## INSTRUCTIONS TO FOLLOW:
Set all the material down again unchanged, without the pictures.

## RECORD EXTRACTS:
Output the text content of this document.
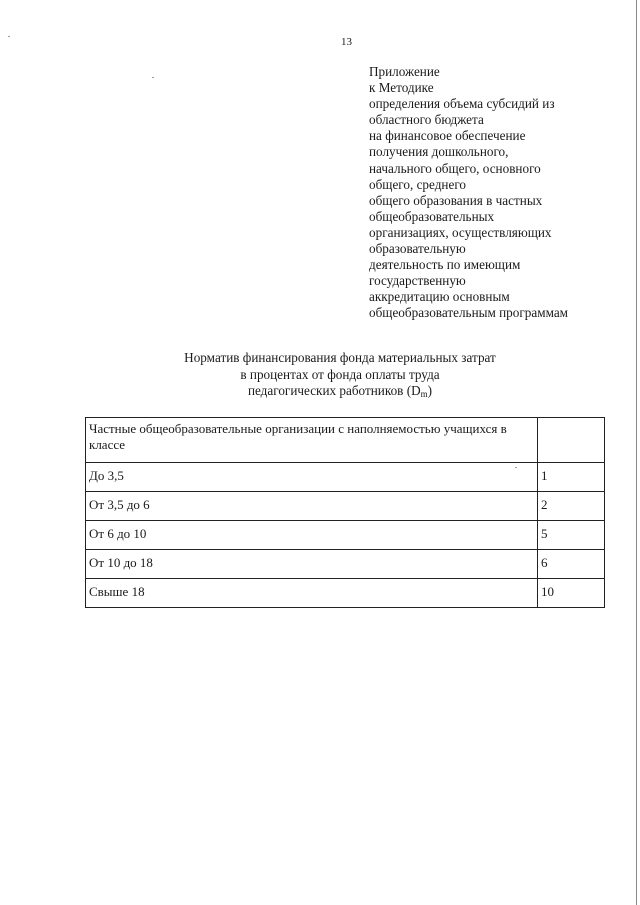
13
Приложение
к Методике
определения объема субсидий из
областного бюджета
на финансовое обеспечение
получения дошкольного,
начального общего, основного
общего, среднего
общего образования в частных
общеобразовательных
организациях, осуществляющих
образовательную
деятельность по имеющим
государственную
аккредитацию основным
общеобразовательным программам
Норматив финансирования фонда материальных затрат
в процентах от фонда оплаты труда
педагогических работников $(D_m)$
Частные общеобразовательные организации с наполняемостью учащихся в классе	
До 3,5	1
От 3,5 до 6	2
От 6 до 10	5
От 10 до 18	6
Свыше 18	10
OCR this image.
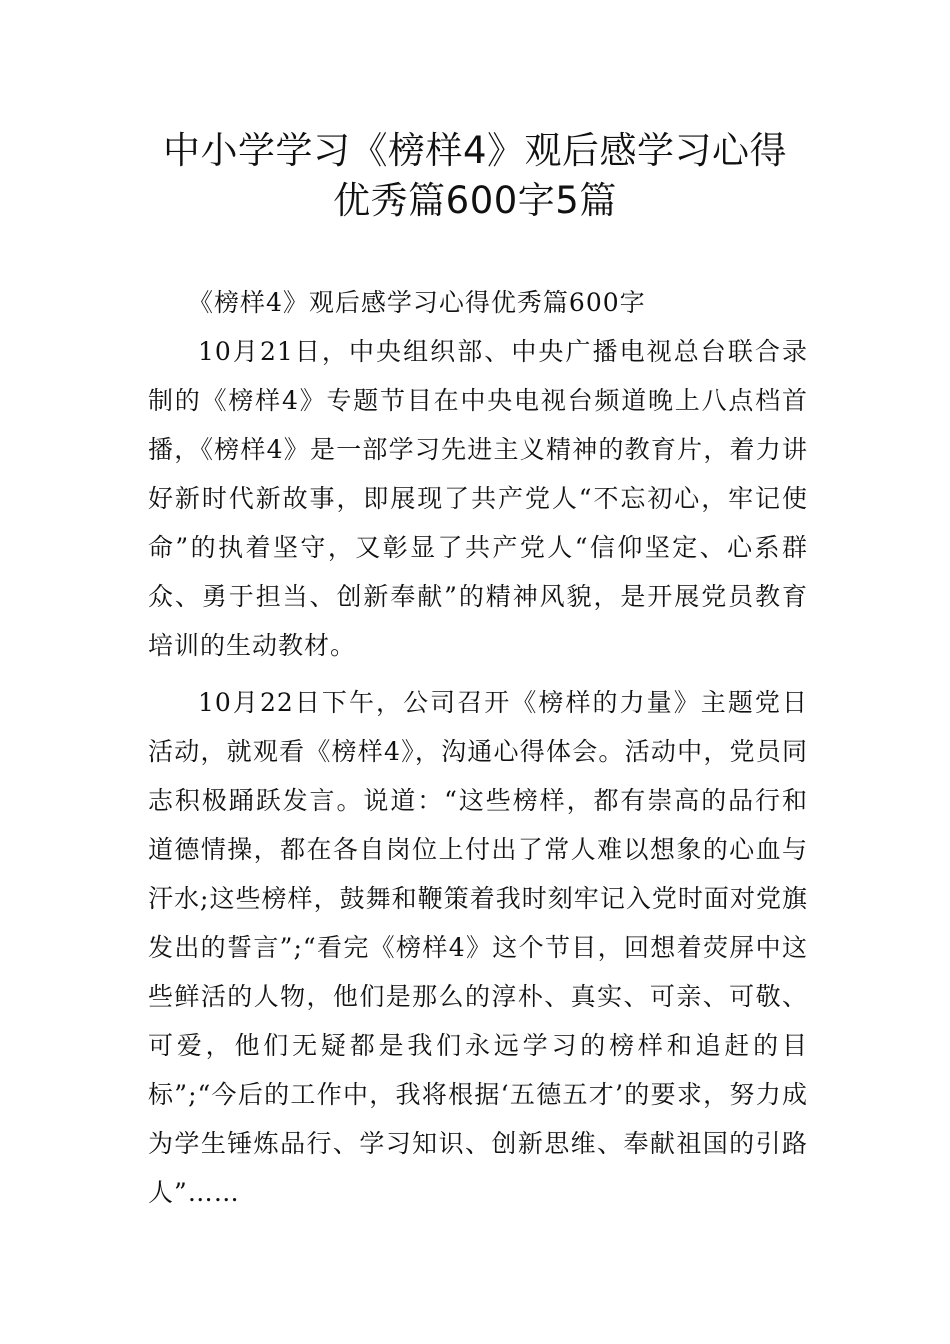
中小学学习《榜样4》观后感学习心得
优秀篇600字5篇

《榜样4》观后感学习心得优秀篇600字

10月21日，中央组织部、中央广播电视总台联合录制的《榜样4》专题节目在中央电视台频道晚上八点档首播，《榜样4》是一部学习先进主义精神的教育片，着力讲好新时代新故事，即展现了共产党人“不忘初心，牢记使命”的执着坚守，又彰显了共产党人“信仰坚定、心系群众、勇于担当、创新奉献”的精神风貌，是开展党员教育培训的生动教材。

10月22日下午，公司召开《榜样的力量》主题党日活动，就观看《榜样4》，沟通心得体会。活动中，党员同志积极踊跃发言。说道：“这些榜样，都有崇高的品行和道德情操，都在各自岗位上付出了常人难以想象的心血与汗水;这些榜样，鼓舞和鞭策着我时刻牢记入党时面对党旗发出的誓言”;“看完《榜样4》这个节目，回想着荧屏中这些鲜活的人物，他们是那么的淳朴、真实、可亲、可敬、可爱，他们无疑都是我们永远学习的榜样和追赶的目标”;“今后的工作中，我将根据‘五德五才’的要求，努力成为学生锤炼品行、学习知识、创新思维、奉献祖国的引路人”……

## RESULT:
Output the text content of this document.
13
Приложение
к Методике
определения объема субсидий из
областного бюджета
на финансовое обеспечение
получения дошкольного,
начального общего, основного
общего, среднего
общего образования в частных
общеобразовательных
организациях, осуществляющих
образовательную
деятельность по имеющим
государственную
аккредитацию основным
общеобразовательным программам
Норматив финансирования фонда материальных затрат
в процентах от фонда оплаты труда
педагогических работников $(D_m)$
Частные общеобразовательные организации с наполняемостью учащихся в классе	
До 3,5	1
От 3,5 до 6	2
От 6 до 10	5
От 10 до 18	6
Свыше 18	10
OCR this image.
中小学学习《榜样4》观后感学习心得
优秀篇600字5篇

《榜样4》观后感学习心得优秀篇600字

10月21日，中央组织部、中央广播电视总台联合录制的《榜样4》专题节目在中央电视台频道晚上八点档首播，《榜样4》是一部学习先进主义精神的教育片，着力讲好新时代新故事，即展现了共产党人“不忘初心，牢记使命”的执着坚守，又彰显了共产党人“信仰坚定、心系群众、勇于担当、创新奉献”的精神风貌，是开展党员教育培训的生动教材。

10月22日下午，公司召开《榜样的力量》主题党日活动，就观看《榜样4》，沟通心得体会。活动中，党员同志积极踊跃发言。说道：“这些榜样，都有崇高的品行和道德情操，都在各自岗位上付出了常人难以想象的心血与汗水;这些榜样，鼓舞和鞭策着我时刻牢记入党时面对党旗发出的誓言”;“看完《榜样4》这个节目，回想着荧屏中这些鲜活的人物，他们是那么的淳朴、真实、可亲、可敬、可爱，他们无疑都是我们永远学习的榜样和追赶的目标”;“今后的工作中，我将根据‘五德五才’的要求，努力成为学生锤炼品行、学习知识、创新思维、奉献祖国的引路人”……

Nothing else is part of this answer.